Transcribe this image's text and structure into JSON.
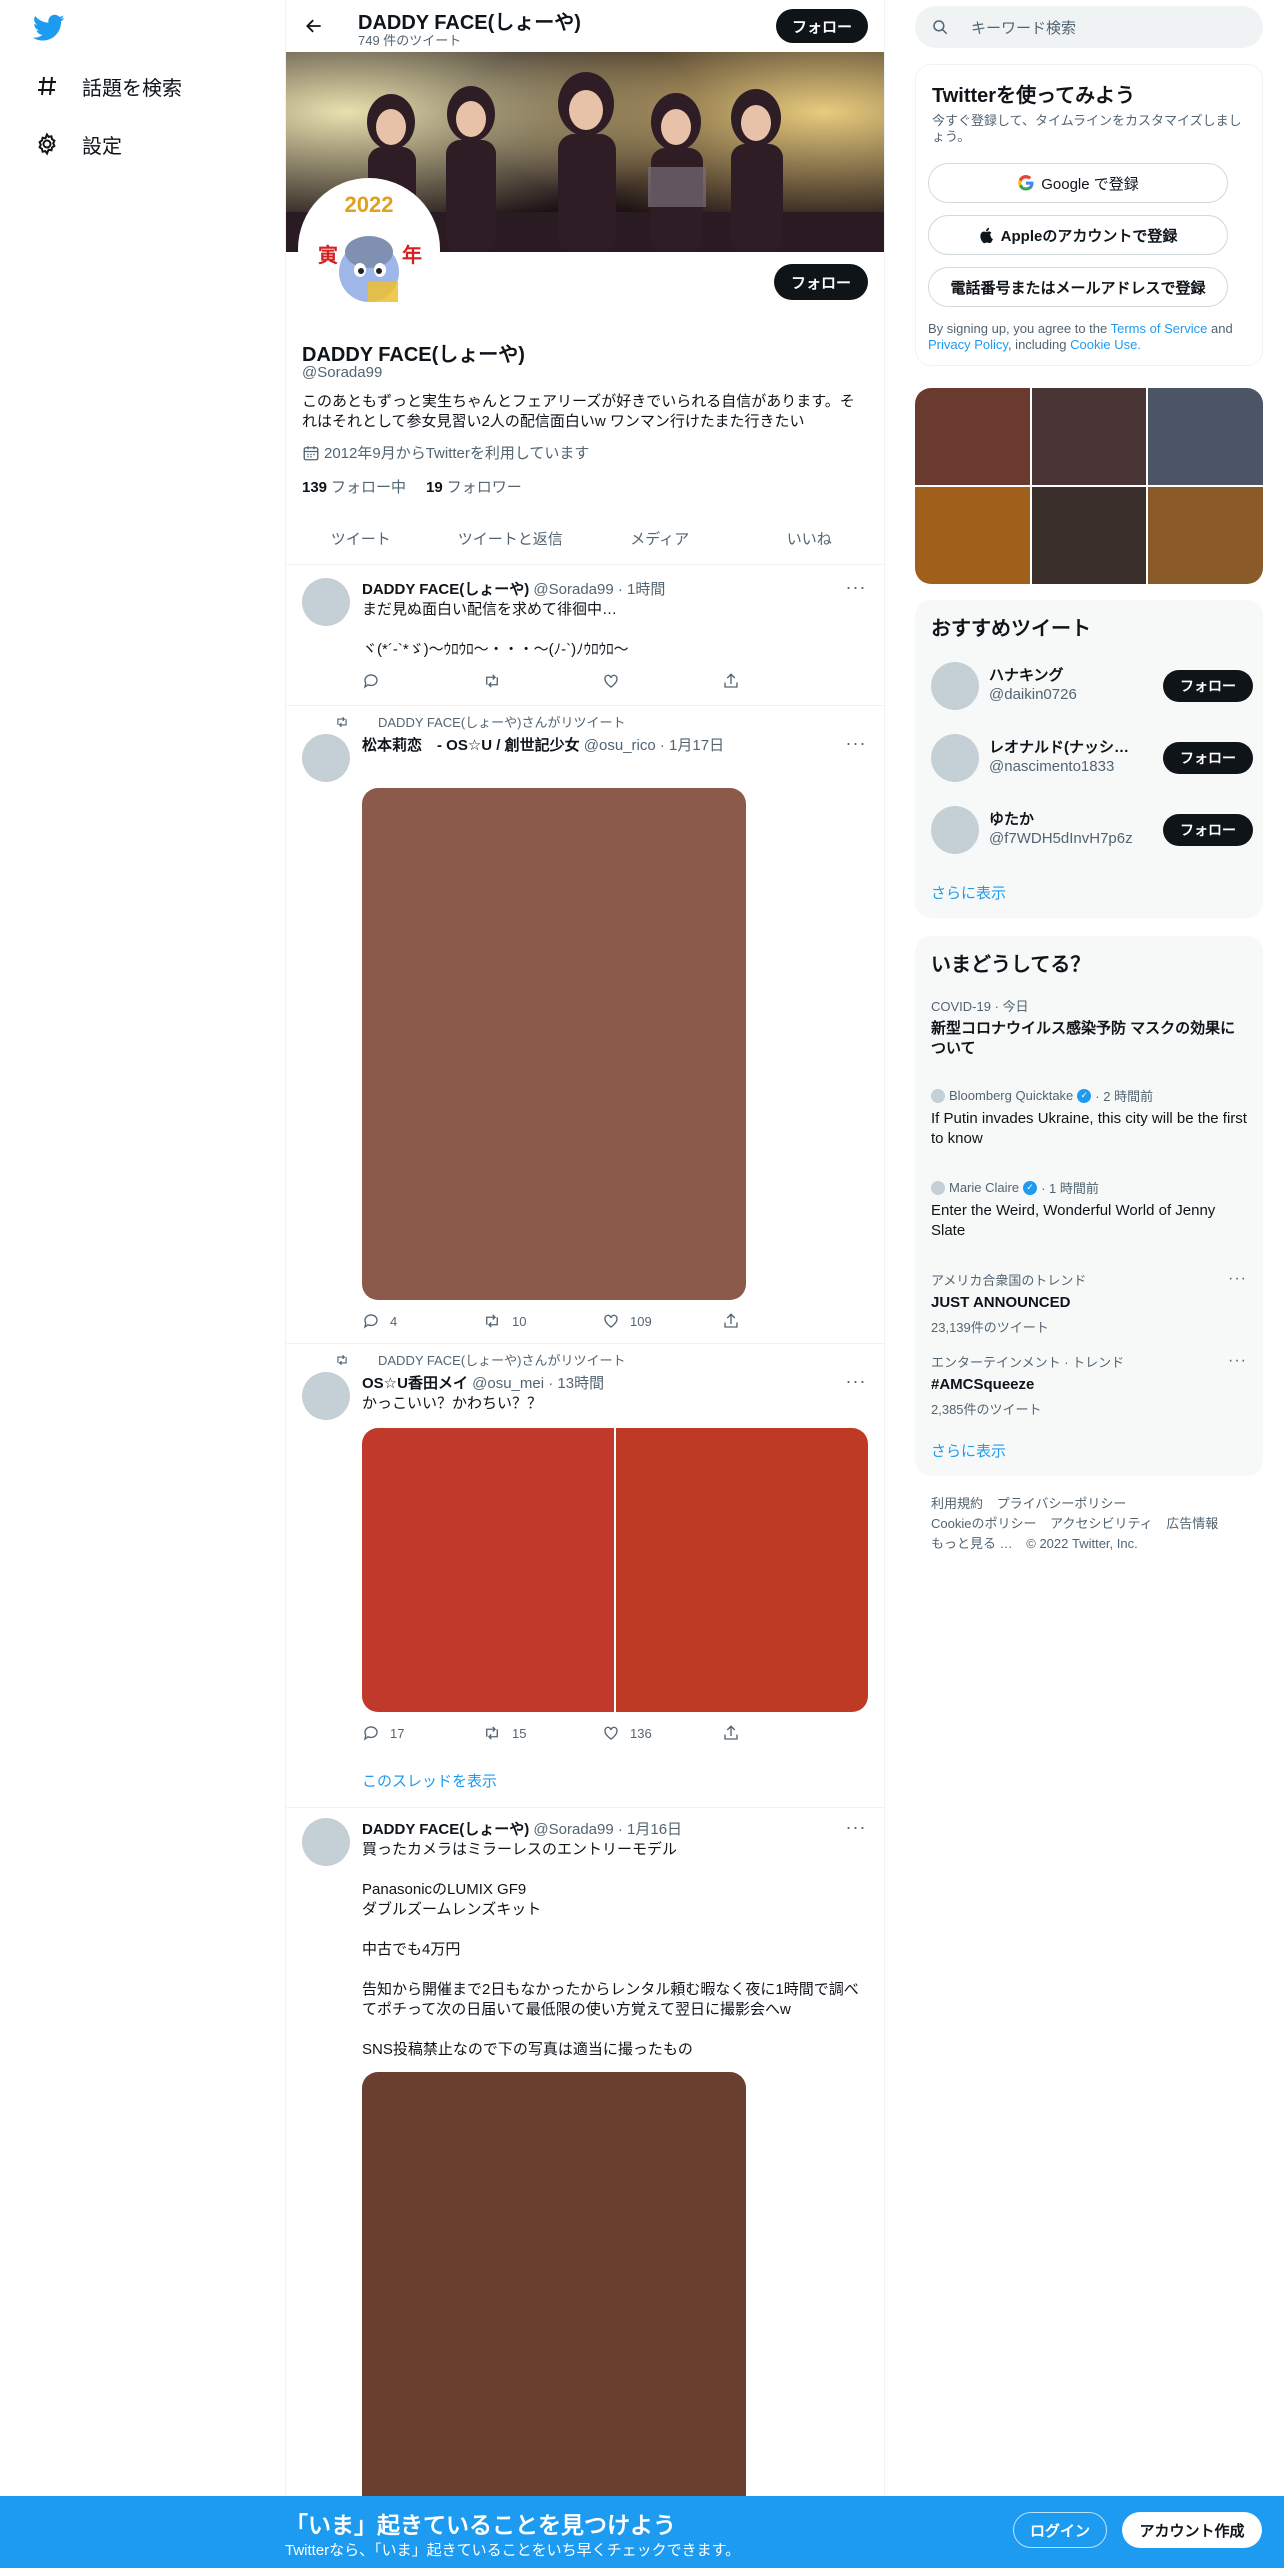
{
  "nav": {
    "explore_label": "話題を検索",
    "settings_label": "設定"
  },
  "profile": {
    "title": "DADDY FACE(しょーや)",
    "tweet_count": "749 件のツイート",
    "follow_label": "フォロー",
    "name": "DADDY FACE(しょーや)",
    "handle": "@Sorada99",
    "bio": "このあともずっと実生ちゃんとフェアリーズが好きでいられる自信があります。それはそれとして参女見習い2人の配信面白いw ワンマン行けたまた行きたい",
    "joined": "2012年9月からTwitterを利用しています",
    "following_count": "139",
    "following_label": "フォロー中",
    "followers_count": "19",
    "followers_label": "フォロワー",
    "avatar_text": {
      "top": "2022",
      "left": "寅",
      "right": "年"
    }
  },
  "tabs": [
    "ツイート",
    "ツイートと返信",
    "メディア",
    "いいね"
  ],
  "tweets": [
    {
      "name": "DADDY FACE(しょーや)",
      "meta": "@Sorada99 · 1時間",
      "text": "まだ見ぬ面白い配信を求めて徘徊中…\n\nヾ(*´-`*ゞ)～ｳﾛｳﾛ～・・・～(ﾉ-`)ﾉｳﾛｳﾛ～",
      "image_color": "",
      "replies": "",
      "retweets": "",
      "likes": ""
    },
    {
      "retweeted_by": "DADDY FACE(しょーや)さんがリツイート",
      "name": "松本莉恋　- OS☆U / 創世記少女",
      "meta": "@osu_rico · 1月17日",
      "text": "",
      "image_color": "#8b5a4a",
      "replies": "4",
      "retweets": "10",
      "likes": "109"
    },
    {
      "retweeted_by": "DADDY FACE(しょーや)さんがリツイート",
      "name": "OS☆U香田メイ",
      "meta": "@osu_mei · 13時間",
      "text": "かっこいい？かわちい？？",
      "image_colors": [
        "#c0392b",
        "#bf3a24"
      ],
      "replies": "17",
      "retweets": "15",
      "likes": "136",
      "thread_link": "このスレッドを表示"
    },
    {
      "name": "DADDY FACE(しょーや)",
      "meta": "@Sorada99 · 1月16日",
      "text": "買ったカメラはミラーレスのエントリーモデル\n\nPanasonicのLUMIX GF9\nダブルズームレンズキット\n\n中古でも4万円\n\n告知から開催まで2日もなかったからレンタル頼む暇なく夜に1時間で調べてポチって次の日届いて最低限の使い方覚えて翌日に撮影会へw\n\nSNS投稿禁止なので下の写真は適当に撮ったもの",
      "image_color": "#6b3f30"
    }
  ],
  "right": {
    "search_placeholder": "キーワード検索",
    "signup": {
      "title": "Twitterを使ってみよう",
      "subtitle": "今すぐ登録して、タイムラインをカスタマイズしましょう。",
      "google": "Google で登録",
      "apple": "Appleのアカウントで登録",
      "phone": "電話番号またはメールアドレスで登録",
      "terms_pre": "By signing up, you agree to the ",
      "terms_link": "Terms of Service",
      "terms_and": " and ",
      "privacy_link": "Privacy Policy",
      "terms_incl": ", including ",
      "cookie_link": "Cookie Use."
    },
    "media_colors": [
      "#6b3a2e",
      "#4a3536",
      "#4c5566",
      "#a0601c",
      "#3a2f2a",
      "#8a5a28"
    ],
    "recommended": {
      "title": "おすすめツイート",
      "users": [
        {
          "name": "ハナキング",
          "handle": "@daikin0726"
        },
        {
          "name": "レオナルド(ナッシー…",
          "handle": "@nascimento1833"
        },
        {
          "name": "ゆたか",
          "handle": "@f7WDH5dInvH7p6z"
        }
      ],
      "follow_label": "フォロー",
      "more": "さらに表示"
    },
    "trends": {
      "title": "いまどうしてる？",
      "items": [
        {
          "meta": "COVID-19 · 今日",
          "title": "新型コロナウイルス感染予防 マスクの効果について"
        },
        {
          "meta": "Bloomberg Quicktake",
          "time": "· 2 時間前",
          "title": "If Putin invades Ukraine, this city will be the first to know"
        },
        {
          "meta": "Marie Claire",
          "time": "· 1 時間前",
          "title": "Enter the Weird, Wonderful World of Jenny Slate"
        },
        {
          "meta": "アメリカ合衆国のトレンド",
          "title": "JUST ANNOUNCED",
          "count": "23,139件のツイート"
        },
        {
          "meta": "エンターテインメント · トレンド",
          "title": "#AMCSqueeze",
          "count": "2,385件のツイート"
        }
      ],
      "more": "さらに表示"
    },
    "footer": {
      "terms": "利用規約",
      "privacy": "プライバシーポリシー",
      "cookie": "Cookieのポリシー",
      "access": "アクセシビリティ",
      "ads": "広告情報",
      "more": "もっと見る …",
      "copy": "© 2022 Twitter, Inc."
    }
  },
  "bottom": {
    "title": "「いま」起きていることを見つけよう",
    "subtitle": "Twitterなら、「いま」起きていることをいち早くチェックできます。",
    "login": "ログイン",
    "signup": "アカウント作成"
  },
  "colors": {
    "accent": "#1d9bf0",
    "text": "#0f1419",
    "muted": "#536471"
  }
}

————————

PROBLEM TO SOLVE
Write out the entries again, exactly as given, skipping any images.

SOLUTION TO THIS PROBLEM
Transcribe this image's text and structure into JSON.
{
  "nav": {
    "explore_label": "話題を検索",
    "settings_label": "設定"
  },
  "profile": {
    "title": "DADDY FACE(しょーや)",
    "tweet_count": "749 件のツイート",
    "follow_label": "フォロー",
    "name": "DADDY FACE(しょーや)",
    "handle": "@Sorada99",
    "bio": "このあともずっと実生ちゃんとフェアリーズが好きでいられる自信があります。それはそれとして参女見習い2人の配信面白いw ワンマン行けたまた行きたい",
    "joined": "2012年9月からTwitterを利用しています",
    "following_count": "139",
    "following_label": "フォロー中",
    "followers_count": "19",
    "followers_label": "フォロワー",
    "avatar_text": {
      "top": "2022",
      "left": "寅",
      "right": "年"
    }
  },
  "tabs": [
    "ツイート",
    "ツイートと返信",
    "メディア",
    "いいね"
  ],
  "tweets": [
    {
      "name": "DADDY FACE(しょーや)",
      "meta": "@Sorada99 · 1時間",
      "text": "まだ見ぬ面白い配信を求めて徘徊中…\n\nヾ(*´-`*ゞ)～ｳﾛｳﾛ～・・・～(ﾉ-`)ﾉｳﾛｳﾛ～",
      "image_color": "",
      "replies": "",
      "retweets": "",
      "likes": ""
    },
    {
      "retweeted_by": "DADDY FACE(しょーや)さんがリツイート",
      "name": "松本莉恋　- OS☆U / 創世記少女",
      "meta": "@osu_rico · 1月17日",
      "text": "",
      "image_color": "#8b5a4a",
      "replies": "4",
      "retweets": "10",
      "likes": "109"
    },
    {
      "retweeted_by": "DADDY FACE(しょーや)さんがリツイート",
      "name": "OS☆U香田メイ",
      "meta": "@osu_mei · 13時間",
      "text": "かっこいい？かわちい？？",
      "image_colors": [
        "#c0392b",
        "#bf3a24"
      ],
      "replies": "17",
      "retweets": "15",
      "likes": "136",
      "thread_link": "このスレッドを表示"
    },
    {
      "name": "DADDY FACE(しょーや)",
      "meta": "@Sorada99 · 1月16日",
      "text": "買ったカメラはミラーレスのエントリーモデル\n\nPanasonicのLUMIX GF9\nダブルズームレンズキット\n\n中古でも4万円\n\n告知から開催まで2日もなかったからレンタル頼む暇なく夜に1時間で調べてポチって次の日届いて最低限の使い方覚えて翌日に撮影会へw\n\nSNS投稿禁止なので下の写真は適当に撮ったもの",
      "image_color": "#6b3f30"
    }
  ],
  "right": {
    "search_placeholder": "キーワード検索",
    "signup": {
      "title": "Twitterを使ってみよう",
      "subtitle": "今すぐ登録して、タイムラインをカスタマイズしましょう。",
      "google": "Google で登録",
      "apple": "Appleのアカウントで登録",
      "phone": "電話番号またはメールアドレスで登録",
      "terms_pre": "By signing up, you agree to the ",
      "terms_link": "Terms of Service",
      "terms_and": " and ",
      "privacy_link": "Privacy Policy",
      "terms_incl": ", including ",
      "cookie_link": "Cookie Use."
    },
    "media_colors": [
      "#6b3a2e",
      "#4a3536",
      "#4c5566",
      "#a0601c",
      "#3a2f2a",
      "#8a5a28"
    ],
    "recommended": {
      "title": "おすすめツイート",
      "users": [
        {
          "name": "ハナキング",
          "handle": "@daikin0726"
        },
        {
          "name": "レオナルド(ナッシー…",
          "handle": "@nascimento1833"
        },
        {
          "name": "ゆたか",
          "handle": "@f7WDH5dInvH7p6z"
        }
      ],
      "follow_label": "フォロー",
      "more": "さらに表示"
    },
    "trends": {
      "title": "いまどうしてる？",
      "items": [
        {
          "meta": "COVID-19 · 今日",
          "title": "新型コロナウイルス感染予防 マスクの効果について"
        },
        {
          "meta": "Bloomberg Quicktake",
          "time": "· 2 時間前",
          "title": "If Putin invades Ukraine, this city will be the first to know"
        },
        {
          "meta": "Marie Claire",
          "time": "· 1 時間前",
          "title": "Enter the Weird, Wonderful World of Jenny Slate"
        },
        {
          "meta": "アメリカ合衆国のトレンド",
          "title": "JUST ANNOUNCED",
          "count": "23,139件のツイート"
        },
        {
          "meta": "エンターテインメント · トレンド",
          "title": "#AMCSqueeze",
          "count": "2,385件のツイート"
        }
      ],
      "more": "さらに表示"
    },
    "footer": {
      "terms": "利用規約",
      "privacy": "プライバシーポリシー",
      "cookie": "Cookieのポリシー",
      "access": "アクセシビリティ",
      "ads": "広告情報",
      "more": "もっと見る …",
      "copy": "© 2022 Twitter, Inc."
    }
  },
  "bottom": {
    "title": "「いま」起きていることを見つけよう",
    "subtitle": "Twitterなら、「いま」起きていることをいち早くチェックできます。",
    "login": "ログイン",
    "signup": "アカウント作成"
  },
  "colors": {
    "accent": "#1d9bf0",
    "text": "#0f1419",
    "muted": "#536471"
  }
}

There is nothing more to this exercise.